• DATASET RECORDS:
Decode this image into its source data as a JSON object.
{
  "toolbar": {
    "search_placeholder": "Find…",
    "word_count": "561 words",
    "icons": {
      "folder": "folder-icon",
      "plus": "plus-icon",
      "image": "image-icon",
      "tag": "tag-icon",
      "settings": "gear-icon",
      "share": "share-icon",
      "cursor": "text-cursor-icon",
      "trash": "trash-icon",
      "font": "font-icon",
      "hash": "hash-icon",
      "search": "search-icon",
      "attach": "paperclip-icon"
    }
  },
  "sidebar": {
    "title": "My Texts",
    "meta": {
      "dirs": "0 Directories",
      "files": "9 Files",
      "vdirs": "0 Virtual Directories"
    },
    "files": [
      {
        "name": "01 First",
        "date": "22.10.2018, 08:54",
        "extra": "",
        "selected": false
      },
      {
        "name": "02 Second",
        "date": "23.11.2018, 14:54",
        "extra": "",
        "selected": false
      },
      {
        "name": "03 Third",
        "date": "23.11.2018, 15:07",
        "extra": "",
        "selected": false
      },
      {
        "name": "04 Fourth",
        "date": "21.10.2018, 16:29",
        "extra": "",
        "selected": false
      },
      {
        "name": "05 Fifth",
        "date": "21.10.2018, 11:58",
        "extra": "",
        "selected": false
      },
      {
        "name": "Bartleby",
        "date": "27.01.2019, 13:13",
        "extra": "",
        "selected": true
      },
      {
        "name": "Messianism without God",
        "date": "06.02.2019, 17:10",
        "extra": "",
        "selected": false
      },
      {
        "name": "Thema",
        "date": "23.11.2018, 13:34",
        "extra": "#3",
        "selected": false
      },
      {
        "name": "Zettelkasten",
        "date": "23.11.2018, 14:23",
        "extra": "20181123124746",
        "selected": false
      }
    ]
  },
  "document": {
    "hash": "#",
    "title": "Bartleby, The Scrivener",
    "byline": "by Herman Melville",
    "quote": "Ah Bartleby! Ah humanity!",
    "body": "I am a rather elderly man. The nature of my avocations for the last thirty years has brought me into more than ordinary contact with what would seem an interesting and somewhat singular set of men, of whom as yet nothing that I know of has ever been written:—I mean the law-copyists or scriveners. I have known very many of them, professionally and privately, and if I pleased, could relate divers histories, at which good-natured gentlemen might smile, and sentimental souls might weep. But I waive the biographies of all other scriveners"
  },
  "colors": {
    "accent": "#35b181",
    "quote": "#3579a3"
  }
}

• WHAT THE TASK REQUIRES: Word for word, write out the data.

• TASK OUTPUT:
Decode this image into its source data as a JSON object.
{
  "toolbar": {
    "search_placeholder": "Find…",
    "word_count": "561 words",
    "icons": {
      "folder": "folder-icon",
      "plus": "plus-icon",
      "image": "image-icon",
      "tag": "tag-icon",
      "settings": "gear-icon",
      "share": "share-icon",
      "cursor": "text-cursor-icon",
      "trash": "trash-icon",
      "font": "font-icon",
      "hash": "hash-icon",
      "search": "search-icon",
      "attach": "paperclip-icon"
    }
  },
  "sidebar": {
    "title": "My Texts",
    "meta": {
      "dirs": "0 Directories",
      "files": "9 Files",
      "vdirs": "0 Virtual Directories"
    },
    "files": [
      {
        "name": "01 First",
        "date": "22.10.2018, 08:54",
        "extra": "",
        "selected": false
      },
      {
        "name": "02 Second",
        "date": "23.11.2018, 14:54",
        "extra": "",
        "selected": false
      },
      {
        "name": "03 Third",
        "date": "23.11.2018, 15:07",
        "extra": "",
        "selected": false
      },
      {
        "name": "04 Fourth",
        "date": "21.10.2018, 16:29",
        "extra": "",
        "selected": false
      },
      {
        "name": "05 Fifth",
        "date": "21.10.2018, 11:58",
        "extra": "",
        "selected": false
      },
      {
        "name": "Bartleby",
        "date": "27.01.2019, 13:13",
        "extra": "",
        "selected": true
      },
      {
        "name": "Messianism without God",
        "date": "06.02.2019, 17:10",
        "extra": "",
        "selected": false
      },
      {
        "name": "Thema",
        "date": "23.11.2018, 13:34",
        "extra": "#3",
        "selected": false
      },
      {
        "name": "Zettelkasten",
        "date": "23.11.2018, 14:23",
        "extra": "20181123124746",
        "selected": false
      }
    ]
  },
  "document": {
    "hash": "#",
    "title": "Bartleby, The Scrivener",
    "byline": "by Herman Melville",
    "quote": "Ah Bartleby! Ah humanity!",
    "body": "I am a rather elderly man. The nature of my avocations for the last thirty years has brought me into more than ordinary contact with what would seem an interesting and somewhat singular set of men, of whom as yet nothing that I know of has ever been written:—I mean the law-copyists or scriveners. I have known very many of them, professionally and privately, and if I pleased, could relate divers histories, at which good-natured gentlemen might smile, and sentimental souls might weep. But I waive the biographies of all other scriveners"
  },
  "colors": {
    "accent": "#35b181",
    "quote": "#3579a3"
  }
}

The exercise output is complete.